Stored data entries
=======

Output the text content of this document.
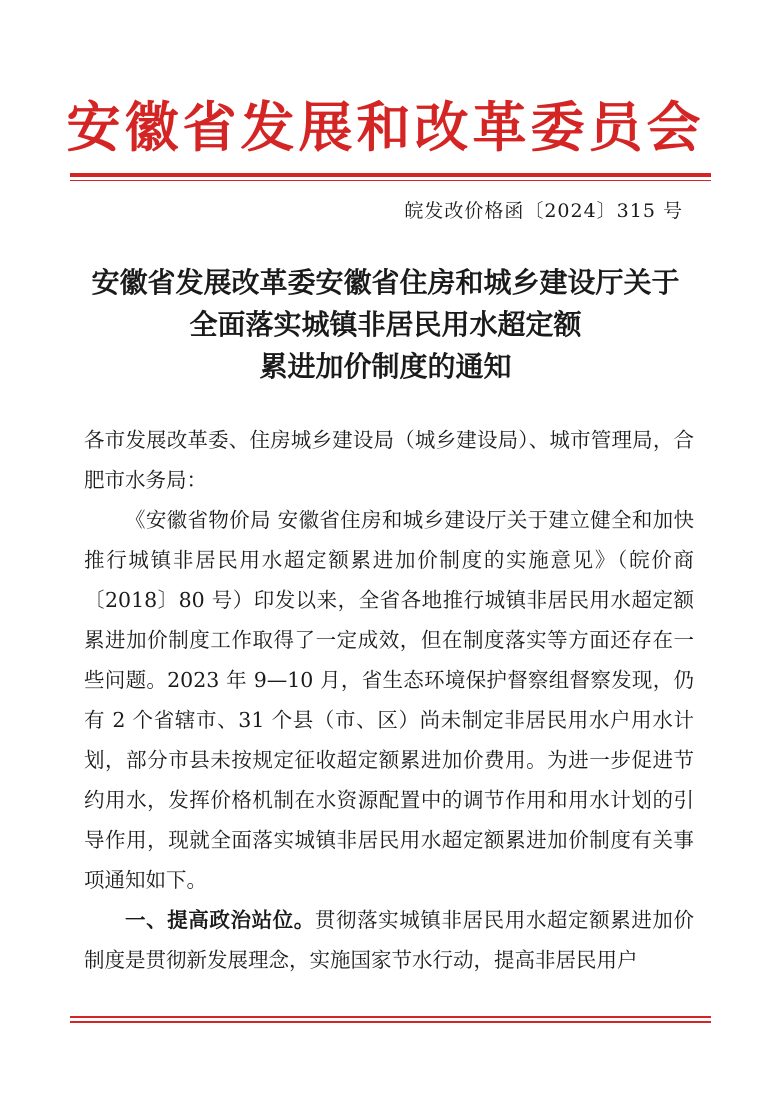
安徽省发展和改革委员会
皖发改价格函〔2024〕315 号
安徽省发展改革委安徽省住房和城乡建设厅关于
全面落实城镇非居民用水超定额
累进加价制度的通知

各市发展改革委、住房城乡建设局（城乡建设局）、城市管理局，合肥市水务局：

《安徽省物价局 安徽省住房和城乡建设厅关于建立健全和加快推行城镇非居民用水超定额累进加价制度的实施意见》（皖价商〔2018〕80 号）印发以来，全省各地推行城镇非居民用水超定额累进加价制度工作取得了一定成效，但在制度落实等方面还存在一些问题。2023 年 9—10 月，省生态环境保护督察组督察发现，仍有 2 个省辖市、31 个县（市、区）尚未制定非居民用水户用水计划，部分市县未按规定征收超定额累进加价费用。为进一步促进节约用水，发挥价格机制在水资源配置中的调节作用和用水计划的引导作用，现就全面落实城镇非居民用水超定额累进加价制度有关事项通知如下。

一、提高政治站位。贯彻落实城镇非居民用水超定额累进加价制度是贯彻新发展理念，实施国家节水行动，提高非居民用户
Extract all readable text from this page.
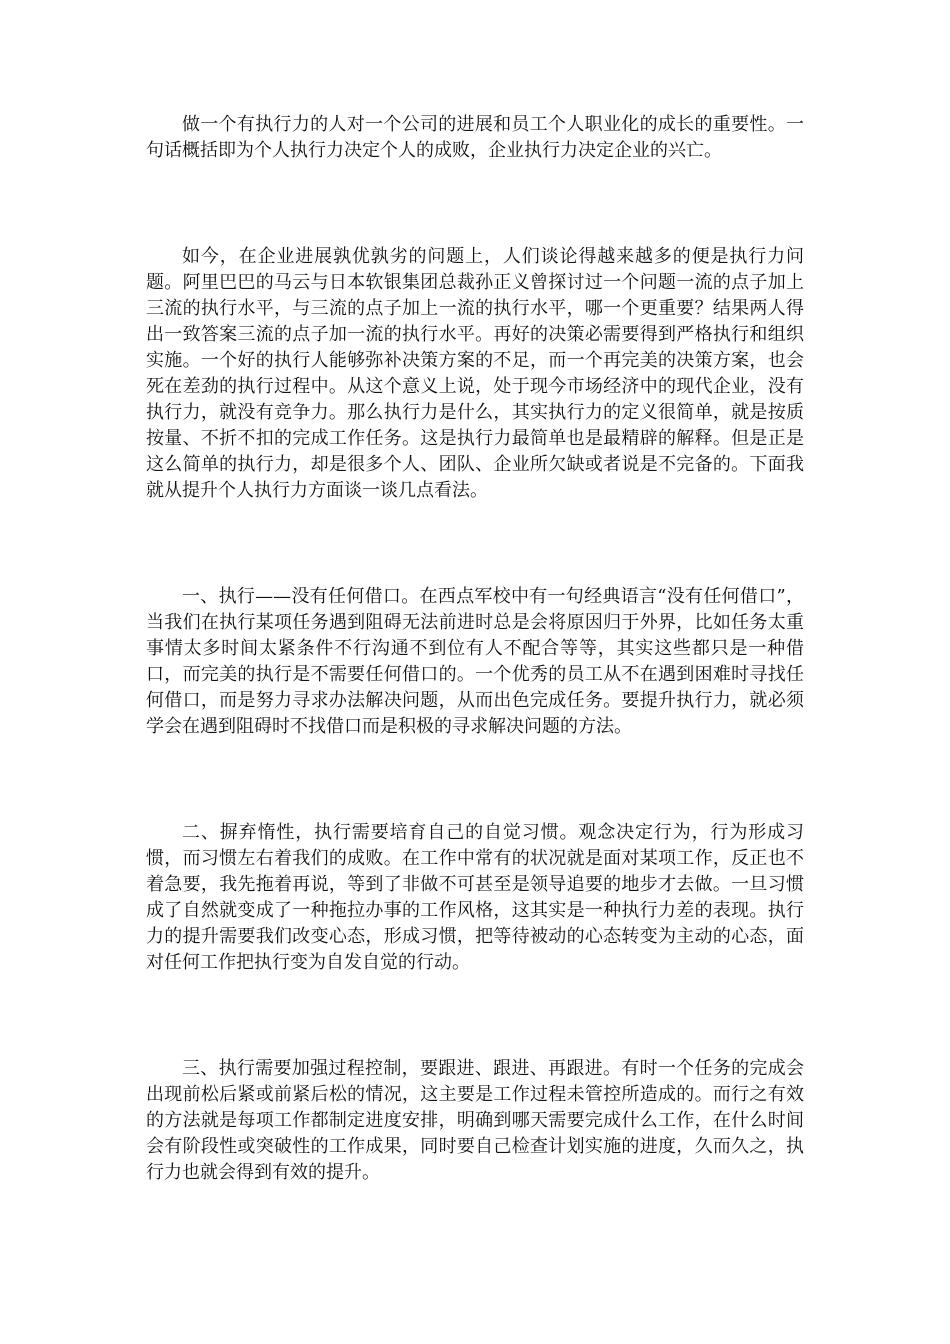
做一个有执行力的人对一个公司的进展和员工个人职业化的成长的重要性。一句话概括即为个人执行力决定个人的成败，企业执行力决定企业的兴亡。

如今，在企业进展孰优孰劣的问题上，人们谈论得越来越多的便是执行力问题。阿里巴巴的马云与日本软银集团总裁孙正义曾探讨过一个问题一流的点子加上三流的执行水平，与三流的点子加上一流的执行水平，哪一个更重要？结果两人得出一致答案三流的点子加一流的执行水平。再好的决策必需要得到严格执行和组织实施。一个好的执行人能够弥补决策方案的不足，而一个再完美的决策方案，也会死在差劲的执行过程中。从这个意义上说，处于现今市场经济中的现代企业，没有执行力，就没有竞争力。那么执行力是什么，其实执行力的定义很简单，就是按质按量、不折不扣的完成工作任务。这是执行力最简单也是最精辟的解释。但是正是这么简单的执行力，却是很多个人、团队、企业所欠缺或者说是不完备的。下面我就从提升个人执行力方面谈一谈几点看法。

一、执行——没有任何借口。在西点军校中有一句经典语言“没有任何借口”，当我们在执行某项任务遇到阻碍无法前进时总是会将原因归于外界，比如任务太重事情太多时间太紧条件不行沟通不到位有人不配合等等，其实这些都只是一种借口，而完美的执行是不需要任何借口的。一个优秀的员工从不在遇到困难时寻找任何借口，而是努力寻求办法解决问题，从而出色完成任务。要提升执行力，就必须学会在遇到阻碍时不找借口而是积极的寻求解决问题的方法。

二、摒弃惰性，执行需要培育自己的自觉习惯。观念决定行为，行为形成习惯，而习惯左右着我们的成败。在工作中常有的状况就是面对某项工作，反正也不着急要，我先拖着再说，等到了非做不可甚至是领导追要的地步才去做。一旦习惯成了自然就变成了一种拖拉办事的工作风格，这其实是一种执行力差的表现。执行力的提升需要我们改变心态，形成习惯，把等待被动的心态转变为主动的心态，面对任何工作把执行变为自发自觉的行动。

三、执行需要加强过程控制，要跟进、跟进、再跟进。有时一个任务的完成会出现前松后紧或前紧后松的情况，这主要是工作过程未管控所造成的。而行之有效的方法就是每项工作都制定进度安排，明确到哪天需要完成什么工作，在什么时间会有阶段性或突破性的工作成果，同时要自己检查计划实施的进度，久而久之，执行力也就会得到有效的提升。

=======

Challenge: Omit the pictures, then output the rest of the listing exactly.

Answer in full:
Output the text content of this document.
安徽省发展和改革委员会
皖发改价格函〔2024〕315 号
安徽省发展改革委安徽省住房和城乡建设厅关于
全面落实城镇非居民用水超定额
累进加价制度的通知

各市发展改革委、住房城乡建设局（城乡建设局）、城市管理局，合肥市水务局：

《安徽省物价局 安徽省住房和城乡建设厅关于建立健全和加快推行城镇非居民用水超定额累进加价制度的实施意见》（皖价商〔2018〕80 号）印发以来，全省各地推行城镇非居民用水超定额累进加价制度工作取得了一定成效，但在制度落实等方面还存在一些问题。2023 年 9—10 月，省生态环境保护督察组督察发现，仍有 2 个省辖市、31 个县（市、区）尚未制定非居民用水户用水计划，部分市县未按规定征收超定额累进加价费用。为进一步促进节约用水，发挥价格机制在水资源配置中的调节作用和用水计划的引导作用，现就全面落实城镇非居民用水超定额累进加价制度有关事项通知如下。

一、提高政治站位。贯彻落实城镇非居民用水超定额累进加价制度是贯彻新发展理念，实施国家节水行动，提高非居民用户
Extract all readable text from this page.
做一个有执行力的人对一个公司的进展和员工个人职业化的成长的重要性。一句话概括即为个人执行力决定个人的成败，企业执行力决定企业的兴亡。

如今，在企业进展孰优孰劣的问题上，人们谈论得越来越多的便是执行力问题。阿里巴巴的马云与日本软银集团总裁孙正义曾探讨过一个问题一流的点子加上三流的执行水平，与三流的点子加上一流的执行水平，哪一个更重要？结果两人得出一致答案三流的点子加一流的执行水平。再好的决策必需要得到严格执行和组织实施。一个好的执行人能够弥补决策方案的不足，而一个再完美的决策方案，也会死在差劲的执行过程中。从这个意义上说，处于现今市场经济中的现代企业，没有执行力，就没有竞争力。那么执行力是什么，其实执行力的定义很简单，就是按质按量、不折不扣的完成工作任务。这是执行力最简单也是最精辟的解释。但是正是这么简单的执行力，却是很多个人、团队、企业所欠缺或者说是不完备的。下面我就从提升个人执行力方面谈一谈几点看法。

一、执行——没有任何借口。在西点军校中有一句经典语言“没有任何借口”，当我们在执行某项任务遇到阻碍无法前进时总是会将原因归于外界，比如任务太重事情太多时间太紧条件不行沟通不到位有人不配合等等，其实这些都只是一种借口，而完美的执行是不需要任何借口的。一个优秀的员工从不在遇到困难时寻找任何借口，而是努力寻求办法解决问题，从而出色完成任务。要提升执行力，就必须学会在遇到阻碍时不找借口而是积极的寻求解决问题的方法。

二、摒弃惰性，执行需要培育自己的自觉习惯。观念决定行为，行为形成习惯，而习惯左右着我们的成败。在工作中常有的状况就是面对某项工作，反正也不着急要，我先拖着再说，等到了非做不可甚至是领导追要的地步才去做。一旦习惯成了自然就变成了一种拖拉办事的工作风格，这其实是一种执行力差的表现。执行力的提升需要我们改变心态，形成习惯，把等待被动的心态转变为主动的心态，面对任何工作把执行变为自发自觉的行动。

三、执行需要加强过程控制，要跟进、跟进、再跟进。有时一个任务的完成会出现前松后紧或前紧后松的情况，这主要是工作过程未管控所造成的。而行之有效的方法就是每项工作都制定进度安排，明确到哪天需要完成什么工作，在什么时间会有阶段性或突破性的工作成果，同时要自己检查计划实施的进度，久而久之，执行力也就会得到有效的提升。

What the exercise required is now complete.